(Records excerpted from a collection)
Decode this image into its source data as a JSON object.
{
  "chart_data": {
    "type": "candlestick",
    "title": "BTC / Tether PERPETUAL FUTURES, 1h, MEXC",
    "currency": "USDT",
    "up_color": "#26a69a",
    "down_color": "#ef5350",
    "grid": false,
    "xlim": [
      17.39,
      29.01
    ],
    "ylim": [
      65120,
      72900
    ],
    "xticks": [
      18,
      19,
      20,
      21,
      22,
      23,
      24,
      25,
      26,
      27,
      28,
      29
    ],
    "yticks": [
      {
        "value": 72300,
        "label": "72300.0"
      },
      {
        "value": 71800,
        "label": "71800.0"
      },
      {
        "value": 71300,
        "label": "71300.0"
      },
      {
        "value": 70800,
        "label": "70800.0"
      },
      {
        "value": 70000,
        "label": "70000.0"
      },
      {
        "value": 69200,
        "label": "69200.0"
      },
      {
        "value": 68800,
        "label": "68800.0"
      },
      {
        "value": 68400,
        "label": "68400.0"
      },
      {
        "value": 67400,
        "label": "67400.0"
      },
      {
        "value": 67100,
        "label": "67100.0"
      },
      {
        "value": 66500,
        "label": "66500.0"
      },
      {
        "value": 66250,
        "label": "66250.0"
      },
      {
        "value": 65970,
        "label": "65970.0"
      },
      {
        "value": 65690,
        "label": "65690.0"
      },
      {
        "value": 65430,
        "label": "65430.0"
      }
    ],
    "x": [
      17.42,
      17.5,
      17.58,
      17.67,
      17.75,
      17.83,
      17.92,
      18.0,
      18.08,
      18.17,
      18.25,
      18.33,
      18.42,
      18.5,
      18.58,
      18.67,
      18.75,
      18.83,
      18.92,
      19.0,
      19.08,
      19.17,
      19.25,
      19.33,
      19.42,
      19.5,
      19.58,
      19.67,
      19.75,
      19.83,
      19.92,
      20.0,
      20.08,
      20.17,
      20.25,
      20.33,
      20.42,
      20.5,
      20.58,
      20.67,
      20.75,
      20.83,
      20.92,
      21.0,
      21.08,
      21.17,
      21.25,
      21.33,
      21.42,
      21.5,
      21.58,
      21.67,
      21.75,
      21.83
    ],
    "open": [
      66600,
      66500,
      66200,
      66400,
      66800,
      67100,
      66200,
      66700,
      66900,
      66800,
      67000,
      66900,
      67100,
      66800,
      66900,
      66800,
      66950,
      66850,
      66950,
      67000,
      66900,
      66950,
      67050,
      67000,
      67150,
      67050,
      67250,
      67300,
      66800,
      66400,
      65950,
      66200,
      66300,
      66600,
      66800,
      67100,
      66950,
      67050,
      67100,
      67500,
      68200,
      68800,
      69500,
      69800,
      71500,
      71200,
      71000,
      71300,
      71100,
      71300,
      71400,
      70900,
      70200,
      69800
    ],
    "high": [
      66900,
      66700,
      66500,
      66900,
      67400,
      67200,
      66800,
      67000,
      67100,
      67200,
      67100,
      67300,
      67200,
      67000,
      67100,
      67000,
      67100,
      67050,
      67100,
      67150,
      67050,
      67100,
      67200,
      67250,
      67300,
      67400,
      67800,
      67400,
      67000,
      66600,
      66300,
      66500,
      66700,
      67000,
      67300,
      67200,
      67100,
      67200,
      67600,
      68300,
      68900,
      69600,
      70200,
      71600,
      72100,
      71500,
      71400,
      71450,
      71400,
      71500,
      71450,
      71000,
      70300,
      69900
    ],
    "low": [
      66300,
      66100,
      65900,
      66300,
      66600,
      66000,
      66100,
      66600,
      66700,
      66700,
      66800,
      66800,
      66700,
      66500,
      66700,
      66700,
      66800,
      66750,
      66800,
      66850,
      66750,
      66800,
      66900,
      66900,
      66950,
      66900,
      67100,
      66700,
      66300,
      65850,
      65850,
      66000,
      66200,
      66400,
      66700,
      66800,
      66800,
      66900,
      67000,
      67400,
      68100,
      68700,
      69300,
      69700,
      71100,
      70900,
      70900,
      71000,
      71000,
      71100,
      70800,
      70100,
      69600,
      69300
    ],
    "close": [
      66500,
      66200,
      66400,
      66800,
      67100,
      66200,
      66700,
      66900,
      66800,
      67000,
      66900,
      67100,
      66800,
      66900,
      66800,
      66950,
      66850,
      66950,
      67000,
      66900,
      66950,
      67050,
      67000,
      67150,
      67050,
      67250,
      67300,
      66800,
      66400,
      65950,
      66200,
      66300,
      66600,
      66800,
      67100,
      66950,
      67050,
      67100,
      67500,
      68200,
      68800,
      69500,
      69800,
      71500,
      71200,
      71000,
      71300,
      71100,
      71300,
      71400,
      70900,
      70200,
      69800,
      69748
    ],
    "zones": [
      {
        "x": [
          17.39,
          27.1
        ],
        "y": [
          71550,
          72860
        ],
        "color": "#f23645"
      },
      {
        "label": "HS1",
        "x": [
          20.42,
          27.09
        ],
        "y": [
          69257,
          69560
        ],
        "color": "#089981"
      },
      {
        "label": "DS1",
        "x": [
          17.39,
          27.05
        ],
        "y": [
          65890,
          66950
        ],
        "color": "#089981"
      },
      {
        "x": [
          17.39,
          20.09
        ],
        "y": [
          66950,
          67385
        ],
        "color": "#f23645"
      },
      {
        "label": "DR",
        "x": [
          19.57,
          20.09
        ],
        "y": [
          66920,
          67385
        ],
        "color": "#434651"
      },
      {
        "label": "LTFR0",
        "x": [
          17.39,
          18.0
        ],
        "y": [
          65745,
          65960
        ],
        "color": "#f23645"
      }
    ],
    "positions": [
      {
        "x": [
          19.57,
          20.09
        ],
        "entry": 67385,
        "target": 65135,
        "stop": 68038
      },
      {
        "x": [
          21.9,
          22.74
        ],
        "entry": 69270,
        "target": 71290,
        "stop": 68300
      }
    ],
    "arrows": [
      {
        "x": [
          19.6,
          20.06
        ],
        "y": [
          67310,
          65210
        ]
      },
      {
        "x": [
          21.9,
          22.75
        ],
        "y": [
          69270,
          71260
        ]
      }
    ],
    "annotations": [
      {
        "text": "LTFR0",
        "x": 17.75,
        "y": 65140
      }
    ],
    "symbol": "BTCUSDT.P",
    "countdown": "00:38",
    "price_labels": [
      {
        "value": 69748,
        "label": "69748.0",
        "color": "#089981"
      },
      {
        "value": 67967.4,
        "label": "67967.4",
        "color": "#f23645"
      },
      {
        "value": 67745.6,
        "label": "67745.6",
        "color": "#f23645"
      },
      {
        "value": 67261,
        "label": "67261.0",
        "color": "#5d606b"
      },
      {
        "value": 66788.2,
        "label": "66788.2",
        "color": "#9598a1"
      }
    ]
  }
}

Objective
Write the entries again, exactly as they stand.

Written response
Decode this image into its source data as a JSON object.
{
  "chart_data": {
    "type": "candlestick",
    "title": "BTC / Tether PERPETUAL FUTURES, 1h, MEXC",
    "currency": "USDT",
    "up_color": "#26a69a",
    "down_color": "#ef5350",
    "grid": false,
    "xlim": [
      17.39,
      29.01
    ],
    "ylim": [
      65120,
      72900
    ],
    "xticks": [
      18,
      19,
      20,
      21,
      22,
      23,
      24,
      25,
      26,
      27,
      28,
      29
    ],
    "yticks": [
      {
        "value": 72300,
        "label": "72300.0"
      },
      {
        "value": 71800,
        "label": "71800.0"
      },
      {
        "value": 71300,
        "label": "71300.0"
      },
      {
        "value": 70800,
        "label": "70800.0"
      },
      {
        "value": 70000,
        "label": "70000.0"
      },
      {
        "value": 69200,
        "label": "69200.0"
      },
      {
        "value": 68800,
        "label": "68800.0"
      },
      {
        "value": 68400,
        "label": "68400.0"
      },
      {
        "value": 67400,
        "label": "67400.0"
      },
      {
        "value": 67100,
        "label": "67100.0"
      },
      {
        "value": 66500,
        "label": "66500.0"
      },
      {
        "value": 66250,
        "label": "66250.0"
      },
      {
        "value": 65970,
        "label": "65970.0"
      },
      {
        "value": 65690,
        "label": "65690.0"
      },
      {
        "value": 65430,
        "label": "65430.0"
      }
    ],
    "x": [
      17.42,
      17.5,
      17.58,
      17.67,
      17.75,
      17.83,
      17.92,
      18.0,
      18.08,
      18.17,
      18.25,
      18.33,
      18.42,
      18.5,
      18.58,
      18.67,
      18.75,
      18.83,
      18.92,
      19.0,
      19.08,
      19.17,
      19.25,
      19.33,
      19.42,
      19.5,
      19.58,
      19.67,
      19.75,
      19.83,
      19.92,
      20.0,
      20.08,
      20.17,
      20.25,
      20.33,
      20.42,
      20.5,
      20.58,
      20.67,
      20.75,
      20.83,
      20.92,
      21.0,
      21.08,
      21.17,
      21.25,
      21.33,
      21.42,
      21.5,
      21.58,
      21.67,
      21.75,
      21.83
    ],
    "open": [
      66600,
      66500,
      66200,
      66400,
      66800,
      67100,
      66200,
      66700,
      66900,
      66800,
      67000,
      66900,
      67100,
      66800,
      66900,
      66800,
      66950,
      66850,
      66950,
      67000,
      66900,
      66950,
      67050,
      67000,
      67150,
      67050,
      67250,
      67300,
      66800,
      66400,
      65950,
      66200,
      66300,
      66600,
      66800,
      67100,
      66950,
      67050,
      67100,
      67500,
      68200,
      68800,
      69500,
      69800,
      71500,
      71200,
      71000,
      71300,
      71100,
      71300,
      71400,
      70900,
      70200,
      69800
    ],
    "high": [
      66900,
      66700,
      66500,
      66900,
      67400,
      67200,
      66800,
      67000,
      67100,
      67200,
      67100,
      67300,
      67200,
      67000,
      67100,
      67000,
      67100,
      67050,
      67100,
      67150,
      67050,
      67100,
      67200,
      67250,
      67300,
      67400,
      67800,
      67400,
      67000,
      66600,
      66300,
      66500,
      66700,
      67000,
      67300,
      67200,
      67100,
      67200,
      67600,
      68300,
      68900,
      69600,
      70200,
      71600,
      72100,
      71500,
      71400,
      71450,
      71400,
      71500,
      71450,
      71000,
      70300,
      69900
    ],
    "low": [
      66300,
      66100,
      65900,
      66300,
      66600,
      66000,
      66100,
      66600,
      66700,
      66700,
      66800,
      66800,
      66700,
      66500,
      66700,
      66700,
      66800,
      66750,
      66800,
      66850,
      66750,
      66800,
      66900,
      66900,
      66950,
      66900,
      67100,
      66700,
      66300,
      65850,
      65850,
      66000,
      66200,
      66400,
      66700,
      66800,
      66800,
      66900,
      67000,
      67400,
      68100,
      68700,
      69300,
      69700,
      71100,
      70900,
      70900,
      71000,
      71000,
      71100,
      70800,
      70100,
      69600,
      69300
    ],
    "close": [
      66500,
      66200,
      66400,
      66800,
      67100,
      66200,
      66700,
      66900,
      66800,
      67000,
      66900,
      67100,
      66800,
      66900,
      66800,
      66950,
      66850,
      66950,
      67000,
      66900,
      66950,
      67050,
      67000,
      67150,
      67050,
      67250,
      67300,
      66800,
      66400,
      65950,
      66200,
      66300,
      66600,
      66800,
      67100,
      66950,
      67050,
      67100,
      67500,
      68200,
      68800,
      69500,
      69800,
      71500,
      71200,
      71000,
      71300,
      71100,
      71300,
      71400,
      70900,
      70200,
      69800,
      69748
    ],
    "zones": [
      {
        "x": [
          17.39,
          27.1
        ],
        "y": [
          71550,
          72860
        ],
        "color": "#f23645"
      },
      {
        "label": "HS1",
        "x": [
          20.42,
          27.09
        ],
        "y": [
          69257,
          69560
        ],
        "color": "#089981"
      },
      {
        "label": "DS1",
        "x": [
          17.39,
          27.05
        ],
        "y": [
          65890,
          66950
        ],
        "color": "#089981"
      },
      {
        "x": [
          17.39,
          20.09
        ],
        "y": [
          66950,
          67385
        ],
        "color": "#f23645"
      },
      {
        "label": "DR",
        "x": [
          19.57,
          20.09
        ],
        "y": [
          66920,
          67385
        ],
        "color": "#434651"
      },
      {
        "label": "LTFR0",
        "x": [
          17.39,
          18.0
        ],
        "y": [
          65745,
          65960
        ],
        "color": "#f23645"
      }
    ],
    "positions": [
      {
        "x": [
          19.57,
          20.09
        ],
        "entry": 67385,
        "target": 65135,
        "stop": 68038
      },
      {
        "x": [
          21.9,
          22.74
        ],
        "entry": 69270,
        "target": 71290,
        "stop": 68300
      }
    ],
    "arrows": [
      {
        "x": [
          19.6,
          20.06
        ],
        "y": [
          67310,
          65210
        ]
      },
      {
        "x": [
          21.9,
          22.75
        ],
        "y": [
          69270,
          71260
        ]
      }
    ],
    "annotations": [
      {
        "text": "LTFR0",
        "x": 17.75,
        "y": 65140
      }
    ],
    "symbol": "BTCUSDT.P",
    "countdown": "00:38",
    "price_labels": [
      {
        "value": 69748,
        "label": "69748.0",
        "color": "#089981"
      },
      {
        "value": 67967.4,
        "label": "67967.4",
        "color": "#f23645"
      },
      {
        "value": 67745.6,
        "label": "67745.6",
        "color": "#f23645"
      },
      {
        "value": 67261,
        "label": "67261.0",
        "color": "#5d606b"
      },
      {
        "value": 66788.2,
        "label": "66788.2",
        "color": "#9598a1"
      }
    ]
  }
}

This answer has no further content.